**TASK TO CARRY OUT:**
Return all lines that include the string "United".

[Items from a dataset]
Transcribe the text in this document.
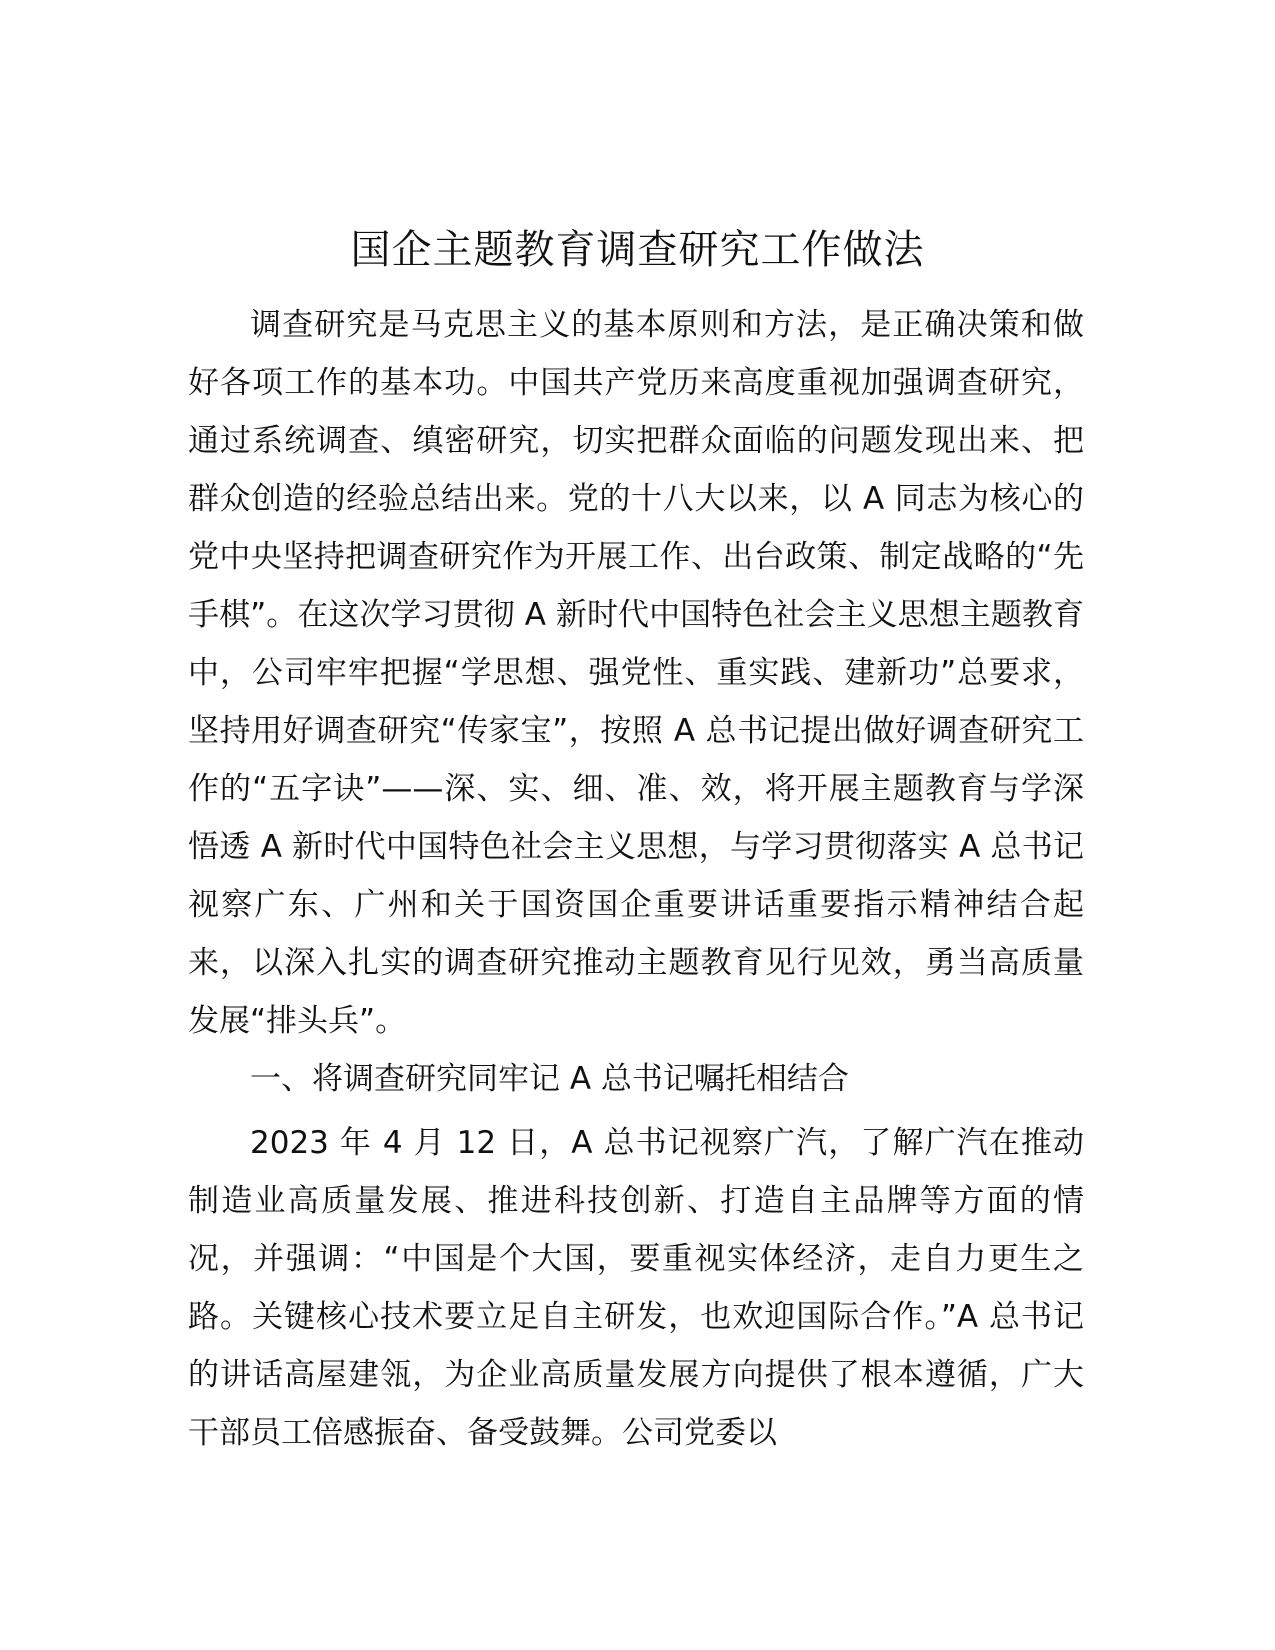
国企主题教育调查研究工作做法

调查研究是马克思主义的基本原则和方法，是正确决策和做好各项工作的基本功。中国共产党历来高度重视加强调查研究，通过系统调查、缜密研究，切实把群众面临的问题发现出来、把群众创造的经验总结出来。党的十八大以来，以 A 同志为核心的党中央坚持把调查研究作为开展工作、出台政策、制定战略的“先手棋”。在这次学习贯彻 A 新时代中国特色社会主义思想主题教育中，公司牢牢把握“学思想、强党性、重实践、建新功”总要求，坚持用好调查研究“传家宝”，按照 A 总书记提出做好调查研究工作的“五字诀”——深、实、细、准、效，将开展主题教育与学深悟透 A 新时代中国特色社会主义思想，与学习贯彻落实 A 总书记视察广东、广州和关于国资国企重要讲话重要指示精神结合起来，以深入扎实的调查研究推动主题教育见行见效，勇当高质量发展“排头兵”。

一、将调查研究同牢记 A 总书记嘱托相结合

2023 年 4 月 12 日，A 总书记视察广汽，了解广汽在推动制造业高质量发展、推进科技创新、打造自主品牌等方面的情况，并强调：“中国是个大国，要重视实体经济，走自力更生之路。关键核心技术要立足自主研发，也欢迎国际合作。”A 总书记的讲话高屋建瓴，为企业高质量发展方向提供了根本遵循，广大干部员工倍感振奋、备受鼓舞。公司党委以
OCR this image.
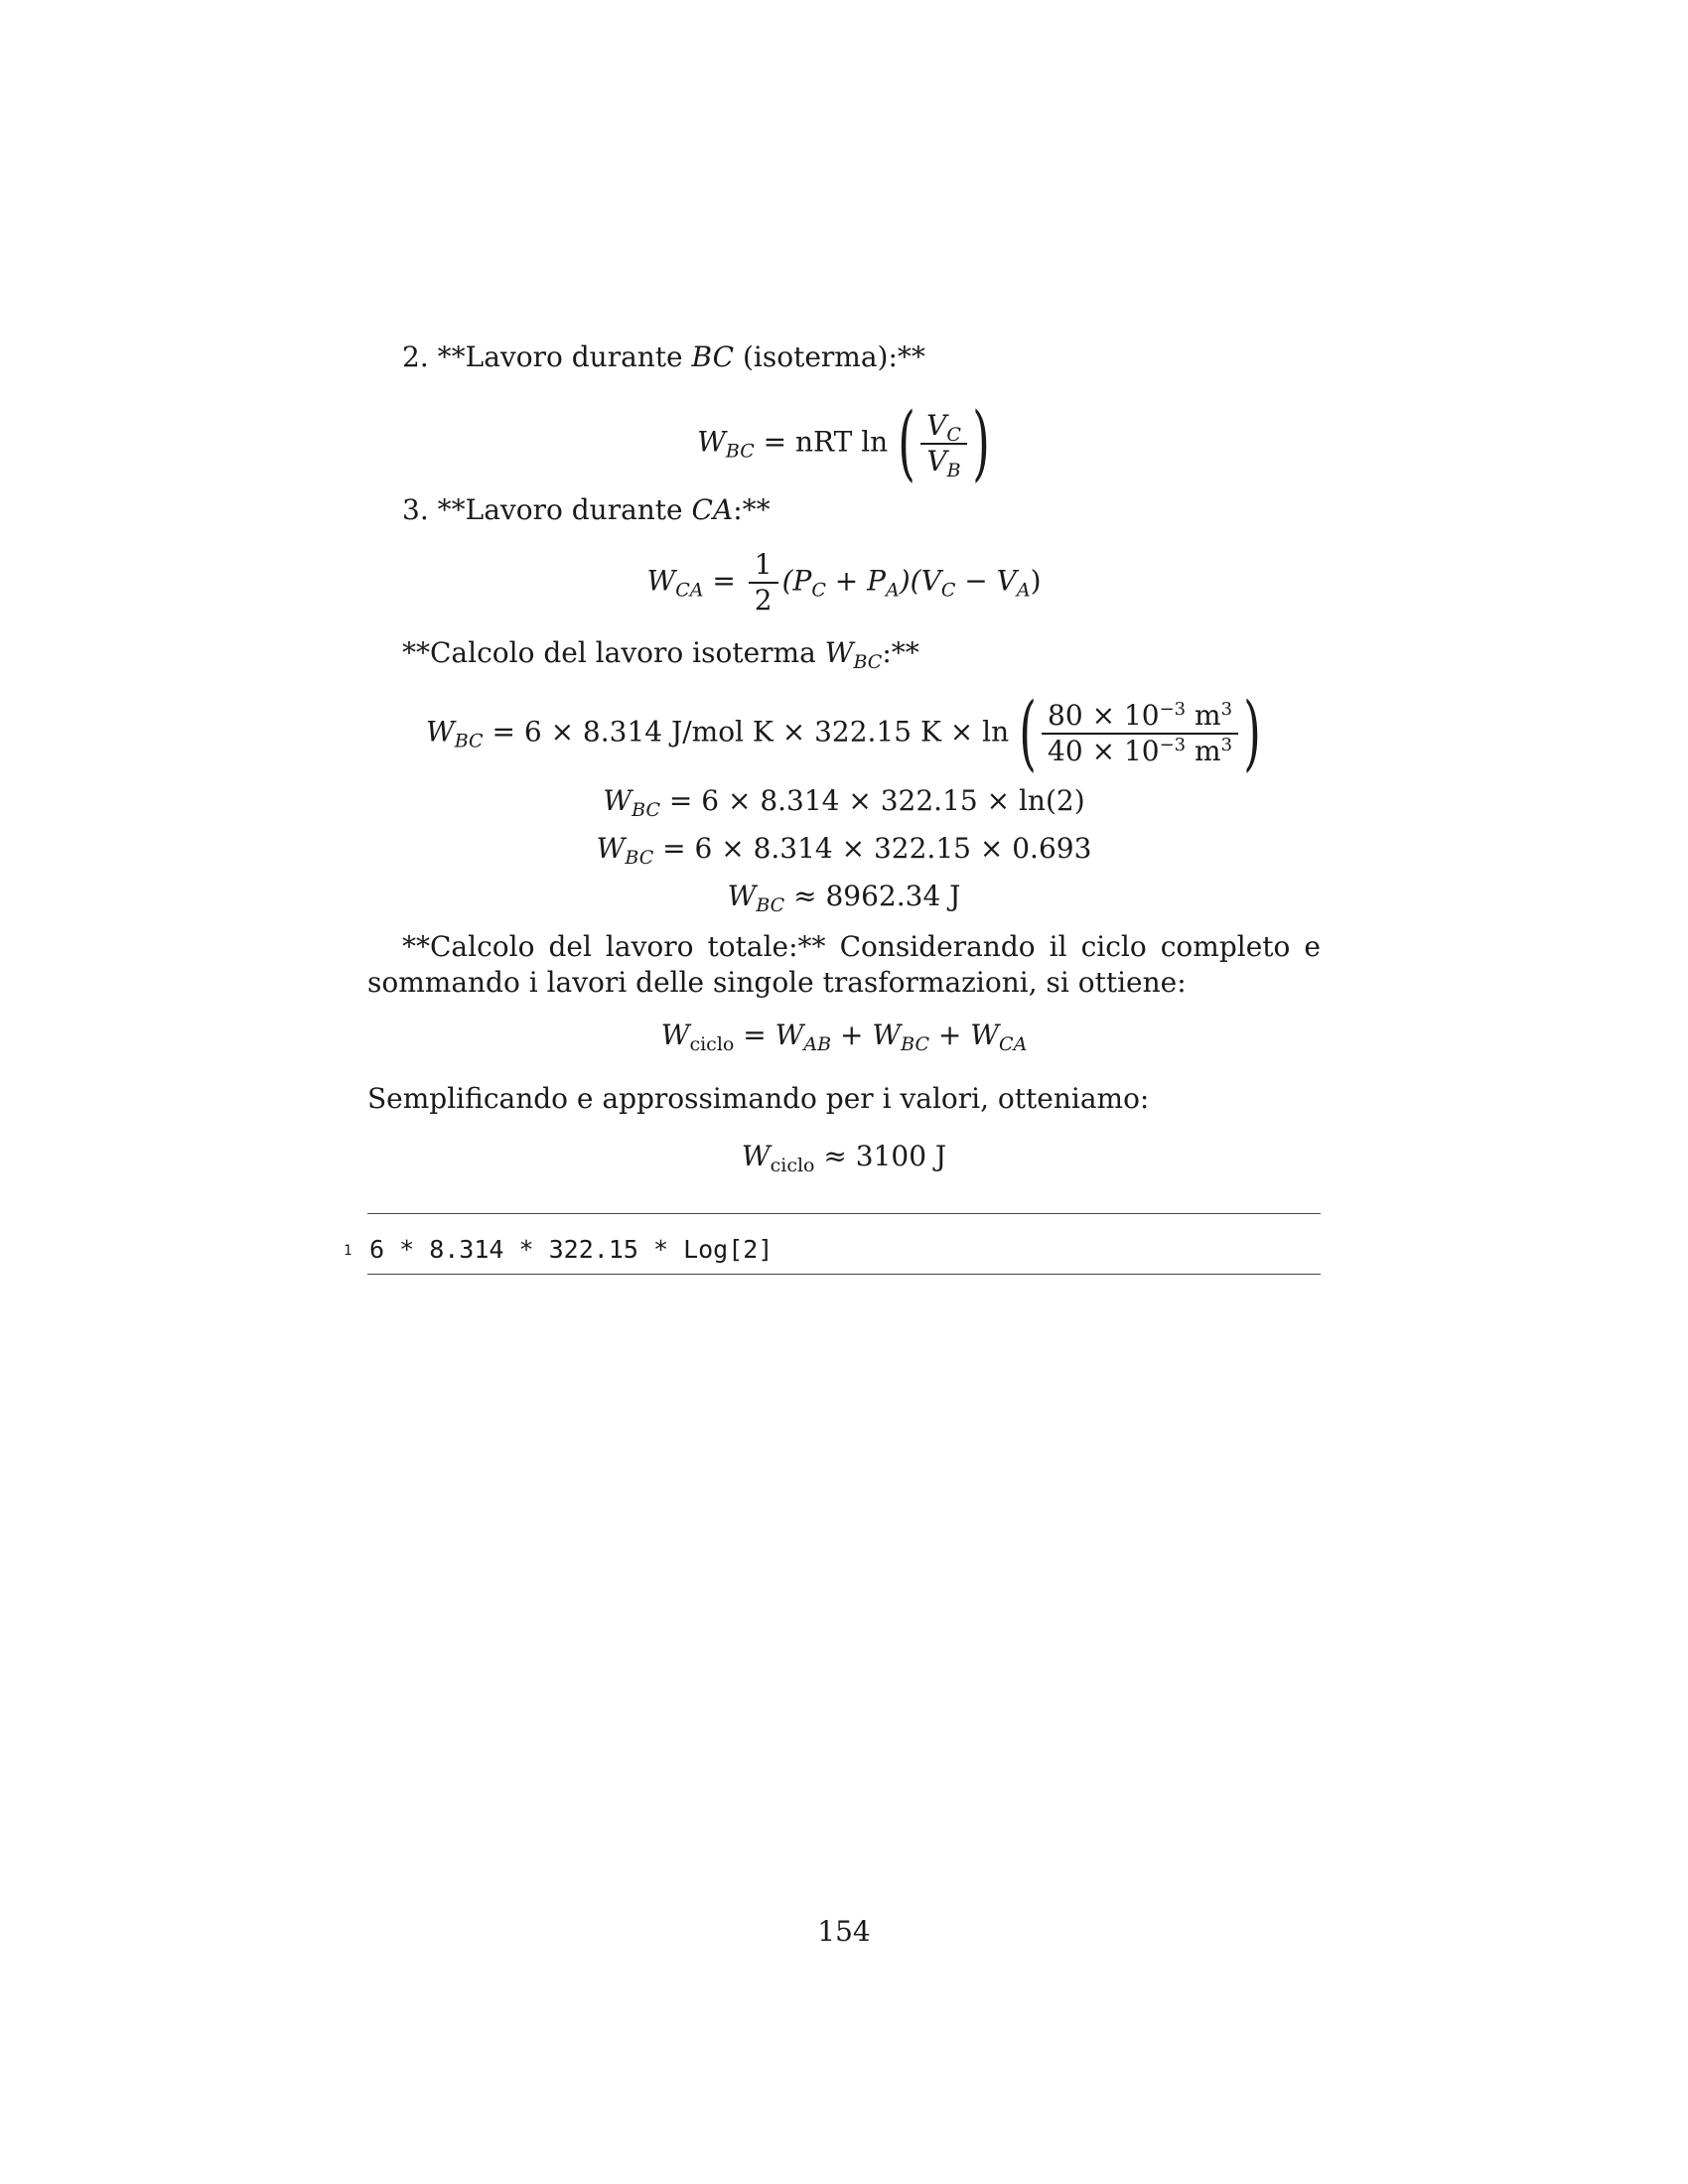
2. **Lavoro durante BC (isoterma):**
$W_{BC}$ = nRT ln ( $\frac{V_C}{V_B}$ )
3. **Lavoro durante CA:**
$W_{CA} = \frac{1}{2} (P_C + P_A)(V_C - V_A)$
**Calcolo del lavoro isoterma $W_{BC}:**$
$W_{BC} = 6 \times 8.314$ J/mol K × 322.15 K × ln ( $\frac{80 \times 10^{-3} m^3}{40 \times 10^{-3} m^3}$ )
$W_{BC} = 6 \times 8.314 \times 322.15 \times \ln(2)$
$W_{BC} = 6 \times 8.314 \times 322.15 \times 0.693$
$W_{BC} \approx 8962.34$ J
**Calcolo del lavoro totale:** Considerando il ciclo completo e sommando i lavori delle singole trasformazioni, si ottiene:
$W_{ciclo} = W_{AB} + W_{BC} + W_{CA}$
Semplificando e approssimando per i valori, otteniamo:
$W_{ciclo} \approx 3100$ J
1 6 * 8.314 * 322.15 * Log[2]
154
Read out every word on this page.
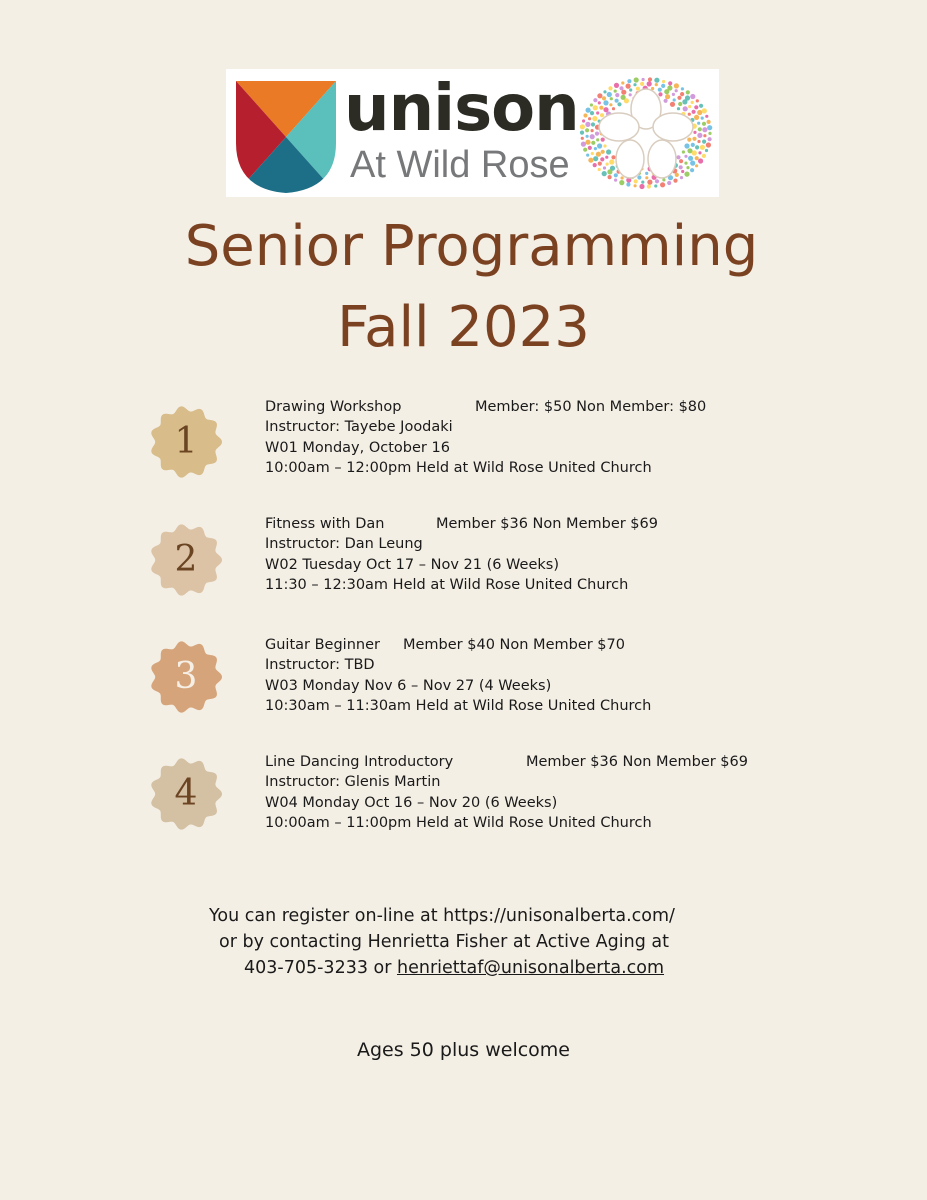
unison
At Wild Rose
Senior Programming
Fall 2023
1
Drawing Workshop	Member: $50 Non Member: $80
Instructor: Tayebe Joodaki
W01 Monday, October 16
10:00am – 12:00pm Held at Wild Rose United Church
2
Fitness with Dan	Member $36 Non Member $69
Instructor: Dan Leung
W02 Tuesday Oct 17 – Nov 21 (6 Weeks)
11:30 – 12:30am Held at Wild Rose United Church
3
Guitar Beginner Member $40 Non Member $70
Instructor: TBD
W03 Monday Nov 6 – Nov 27 (4 Weeks)
10:30am – 11:30am Held at Wild Rose United Church
4
Line Dancing Introductory	Member $36 Non Member $69
Instructor: Glenis Martin
W04 Monday Oct 16 – Nov 20 (6 Weeks)
10:00am – 11:00pm Held at Wild Rose United Church
You can register on-line at https://unisonalberta.com/
or by contacting Henrietta Fisher at Active Aging at
403-705-3233 or henriettaf@unisonalberta.com
Ages 50 plus welcome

**RESULT FOR THIS TASK:**
10:00am – 12:00pm Held at Wild Rose United Church
11:30 – 12:30am Held at Wild Rose United Church
10:30am – 11:30am Held at Wild Rose United Church
10:00am – 11:00pm Held at Wild Rose United Church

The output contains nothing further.